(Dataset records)
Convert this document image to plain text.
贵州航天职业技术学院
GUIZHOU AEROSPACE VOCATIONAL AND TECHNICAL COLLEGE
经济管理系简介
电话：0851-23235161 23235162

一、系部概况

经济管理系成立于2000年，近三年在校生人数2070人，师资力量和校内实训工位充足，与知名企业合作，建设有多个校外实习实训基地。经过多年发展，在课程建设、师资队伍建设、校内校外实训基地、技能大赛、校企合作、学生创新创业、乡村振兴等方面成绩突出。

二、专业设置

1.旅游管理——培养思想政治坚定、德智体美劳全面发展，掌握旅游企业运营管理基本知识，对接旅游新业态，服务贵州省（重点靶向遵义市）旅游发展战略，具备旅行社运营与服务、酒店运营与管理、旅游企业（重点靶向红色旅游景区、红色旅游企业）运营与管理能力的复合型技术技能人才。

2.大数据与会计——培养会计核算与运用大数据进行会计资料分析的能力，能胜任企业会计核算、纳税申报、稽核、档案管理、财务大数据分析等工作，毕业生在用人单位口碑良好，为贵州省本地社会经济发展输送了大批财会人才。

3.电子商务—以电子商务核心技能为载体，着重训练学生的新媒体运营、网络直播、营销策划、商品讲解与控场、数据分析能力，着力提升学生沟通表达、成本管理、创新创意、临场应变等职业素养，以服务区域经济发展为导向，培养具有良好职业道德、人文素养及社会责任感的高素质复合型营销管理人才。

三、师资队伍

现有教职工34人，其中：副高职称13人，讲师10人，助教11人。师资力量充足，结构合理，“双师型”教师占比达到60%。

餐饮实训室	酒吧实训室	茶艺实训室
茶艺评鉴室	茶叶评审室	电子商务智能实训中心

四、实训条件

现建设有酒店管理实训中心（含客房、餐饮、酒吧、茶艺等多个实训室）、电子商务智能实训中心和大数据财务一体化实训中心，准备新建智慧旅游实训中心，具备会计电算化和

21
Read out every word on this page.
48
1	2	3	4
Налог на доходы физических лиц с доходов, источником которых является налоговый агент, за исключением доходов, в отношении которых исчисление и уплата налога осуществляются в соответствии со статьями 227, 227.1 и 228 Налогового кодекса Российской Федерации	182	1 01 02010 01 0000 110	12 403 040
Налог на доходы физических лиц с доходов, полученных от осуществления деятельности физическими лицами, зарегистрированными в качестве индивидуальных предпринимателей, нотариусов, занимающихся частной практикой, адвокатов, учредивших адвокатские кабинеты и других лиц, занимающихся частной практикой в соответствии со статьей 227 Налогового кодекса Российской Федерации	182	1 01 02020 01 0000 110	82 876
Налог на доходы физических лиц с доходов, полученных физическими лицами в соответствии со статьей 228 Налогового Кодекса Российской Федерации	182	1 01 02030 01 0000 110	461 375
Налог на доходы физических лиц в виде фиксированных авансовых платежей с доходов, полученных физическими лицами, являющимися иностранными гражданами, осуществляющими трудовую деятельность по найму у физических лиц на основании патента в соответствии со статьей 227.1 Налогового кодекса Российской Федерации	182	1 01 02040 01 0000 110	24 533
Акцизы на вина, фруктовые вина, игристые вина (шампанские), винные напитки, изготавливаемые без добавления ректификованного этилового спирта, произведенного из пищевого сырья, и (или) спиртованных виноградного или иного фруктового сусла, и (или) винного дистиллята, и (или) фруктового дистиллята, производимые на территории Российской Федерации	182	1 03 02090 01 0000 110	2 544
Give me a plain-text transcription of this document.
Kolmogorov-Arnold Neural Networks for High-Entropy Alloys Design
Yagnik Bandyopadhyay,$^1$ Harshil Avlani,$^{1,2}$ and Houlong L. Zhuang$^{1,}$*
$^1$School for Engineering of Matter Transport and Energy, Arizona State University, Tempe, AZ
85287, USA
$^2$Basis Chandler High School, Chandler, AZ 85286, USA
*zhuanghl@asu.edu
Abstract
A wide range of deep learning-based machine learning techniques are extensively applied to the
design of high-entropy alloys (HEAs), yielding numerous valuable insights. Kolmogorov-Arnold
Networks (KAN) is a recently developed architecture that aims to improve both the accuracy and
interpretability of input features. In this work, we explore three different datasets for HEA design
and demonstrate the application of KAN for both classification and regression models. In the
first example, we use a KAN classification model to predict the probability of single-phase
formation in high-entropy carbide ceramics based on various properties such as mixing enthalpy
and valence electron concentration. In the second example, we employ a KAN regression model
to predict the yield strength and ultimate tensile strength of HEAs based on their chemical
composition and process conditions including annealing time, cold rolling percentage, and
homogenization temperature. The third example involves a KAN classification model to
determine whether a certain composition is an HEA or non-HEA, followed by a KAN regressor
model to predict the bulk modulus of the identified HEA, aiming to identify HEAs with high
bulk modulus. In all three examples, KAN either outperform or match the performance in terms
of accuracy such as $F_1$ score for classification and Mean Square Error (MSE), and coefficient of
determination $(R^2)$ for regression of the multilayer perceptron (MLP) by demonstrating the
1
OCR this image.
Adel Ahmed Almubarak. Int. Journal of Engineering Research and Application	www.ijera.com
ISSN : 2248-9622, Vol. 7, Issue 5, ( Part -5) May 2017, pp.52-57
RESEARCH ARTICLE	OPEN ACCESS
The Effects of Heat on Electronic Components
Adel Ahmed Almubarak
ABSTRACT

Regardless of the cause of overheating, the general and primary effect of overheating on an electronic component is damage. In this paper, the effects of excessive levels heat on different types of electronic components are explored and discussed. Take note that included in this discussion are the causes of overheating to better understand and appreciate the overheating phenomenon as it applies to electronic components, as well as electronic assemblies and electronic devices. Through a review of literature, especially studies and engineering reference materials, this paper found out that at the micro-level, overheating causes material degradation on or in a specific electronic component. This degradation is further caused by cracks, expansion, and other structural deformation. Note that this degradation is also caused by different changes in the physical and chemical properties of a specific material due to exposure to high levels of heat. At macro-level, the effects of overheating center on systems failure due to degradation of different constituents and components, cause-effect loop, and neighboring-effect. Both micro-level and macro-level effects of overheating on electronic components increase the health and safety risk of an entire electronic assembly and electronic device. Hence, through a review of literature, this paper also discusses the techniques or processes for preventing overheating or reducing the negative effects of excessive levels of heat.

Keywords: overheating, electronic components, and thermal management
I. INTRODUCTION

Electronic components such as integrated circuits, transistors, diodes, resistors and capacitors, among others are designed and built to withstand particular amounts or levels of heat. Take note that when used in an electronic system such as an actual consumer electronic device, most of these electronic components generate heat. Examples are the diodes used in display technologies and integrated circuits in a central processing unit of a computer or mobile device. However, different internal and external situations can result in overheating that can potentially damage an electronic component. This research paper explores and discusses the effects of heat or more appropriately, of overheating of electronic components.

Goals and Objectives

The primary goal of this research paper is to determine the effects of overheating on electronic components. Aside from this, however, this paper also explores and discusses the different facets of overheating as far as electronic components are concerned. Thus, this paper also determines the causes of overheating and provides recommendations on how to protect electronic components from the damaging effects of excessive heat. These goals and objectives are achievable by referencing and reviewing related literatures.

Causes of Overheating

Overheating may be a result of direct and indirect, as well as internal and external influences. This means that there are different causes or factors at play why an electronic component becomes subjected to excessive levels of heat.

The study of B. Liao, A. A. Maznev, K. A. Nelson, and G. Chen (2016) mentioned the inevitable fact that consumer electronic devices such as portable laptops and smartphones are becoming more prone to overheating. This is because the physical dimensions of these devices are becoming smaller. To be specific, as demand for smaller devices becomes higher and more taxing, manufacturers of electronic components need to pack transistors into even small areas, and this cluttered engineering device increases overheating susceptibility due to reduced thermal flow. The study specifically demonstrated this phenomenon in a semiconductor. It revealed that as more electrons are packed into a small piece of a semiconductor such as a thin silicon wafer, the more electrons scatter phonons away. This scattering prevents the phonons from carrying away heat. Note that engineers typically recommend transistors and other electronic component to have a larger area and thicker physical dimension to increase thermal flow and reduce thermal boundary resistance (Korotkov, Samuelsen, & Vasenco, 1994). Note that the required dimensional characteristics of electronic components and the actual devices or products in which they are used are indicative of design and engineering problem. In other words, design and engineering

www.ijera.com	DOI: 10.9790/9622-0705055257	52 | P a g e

- TASK STATEMENT -
Of the lines above, how many hold the word "ijera"? Say the number alone.

- TASK RESULT -
2